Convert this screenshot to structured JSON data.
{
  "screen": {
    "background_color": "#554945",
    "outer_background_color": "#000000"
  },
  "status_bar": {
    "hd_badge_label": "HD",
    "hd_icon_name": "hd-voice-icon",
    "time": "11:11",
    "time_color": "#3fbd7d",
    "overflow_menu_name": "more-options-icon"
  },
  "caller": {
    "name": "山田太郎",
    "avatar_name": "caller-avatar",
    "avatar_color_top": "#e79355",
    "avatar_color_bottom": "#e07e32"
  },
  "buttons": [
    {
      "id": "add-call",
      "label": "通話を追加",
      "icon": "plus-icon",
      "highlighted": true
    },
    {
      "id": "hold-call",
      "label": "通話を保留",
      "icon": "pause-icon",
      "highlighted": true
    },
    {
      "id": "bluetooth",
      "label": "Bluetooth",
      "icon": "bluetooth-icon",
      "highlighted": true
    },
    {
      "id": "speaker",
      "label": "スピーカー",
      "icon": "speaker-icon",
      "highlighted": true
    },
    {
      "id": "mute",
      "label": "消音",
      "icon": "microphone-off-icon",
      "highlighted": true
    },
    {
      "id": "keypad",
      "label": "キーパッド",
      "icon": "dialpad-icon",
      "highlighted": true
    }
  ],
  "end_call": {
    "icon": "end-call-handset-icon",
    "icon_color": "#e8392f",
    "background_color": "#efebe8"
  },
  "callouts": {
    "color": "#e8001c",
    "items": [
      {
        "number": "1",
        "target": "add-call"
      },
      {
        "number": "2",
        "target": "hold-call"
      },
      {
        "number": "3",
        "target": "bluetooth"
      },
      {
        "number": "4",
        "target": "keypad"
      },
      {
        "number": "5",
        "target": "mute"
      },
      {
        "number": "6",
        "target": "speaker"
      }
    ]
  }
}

**Job**
Print the whole listing again, exactly.

**Written solution**
Convert this screenshot to structured JSON data.
{
  "screen": {
    "background_color": "#554945",
    "outer_background_color": "#000000"
  },
  "status_bar": {
    "hd_badge_label": "HD",
    "hd_icon_name": "hd-voice-icon",
    "time": "11:11",
    "time_color": "#3fbd7d",
    "overflow_menu_name": "more-options-icon"
  },
  "caller": {
    "name": "山田太郎",
    "avatar_name": "caller-avatar",
    "avatar_color_top": "#e79355",
    "avatar_color_bottom": "#e07e32"
  },
  "buttons": [
    {
      "id": "add-call",
      "label": "通話を追加",
      "icon": "plus-icon",
      "highlighted": true
    },
    {
      "id": "hold-call",
      "label": "通話を保留",
      "icon": "pause-icon",
      "highlighted": true
    },
    {
      "id": "bluetooth",
      "label": "Bluetooth",
      "icon": "bluetooth-icon",
      "highlighted": true
    },
    {
      "id": "speaker",
      "label": "スピーカー",
      "icon": "speaker-icon",
      "highlighted": true
    },
    {
      "id": "mute",
      "label": "消音",
      "icon": "microphone-off-icon",
      "highlighted": true
    },
    {
      "id": "keypad",
      "label": "キーパッド",
      "icon": "dialpad-icon",
      "highlighted": true
    }
  ],
  "end_call": {
    "icon": "end-call-handset-icon",
    "icon_color": "#e8392f",
    "background_color": "#efebe8"
  },
  "callouts": {
    "color": "#e8001c",
    "items": [
      {
        "number": "1",
        "target": "add-call"
      },
      {
        "number": "2",
        "target": "hold-call"
      },
      {
        "number": "3",
        "target": "bluetooth"
      },
      {
        "number": "4",
        "target": "keypad"
      },
      {
        "number": "5",
        "target": "mute"
      },
      {
        "number": "6",
        "target": "speaker"
      }
    ]
  }
}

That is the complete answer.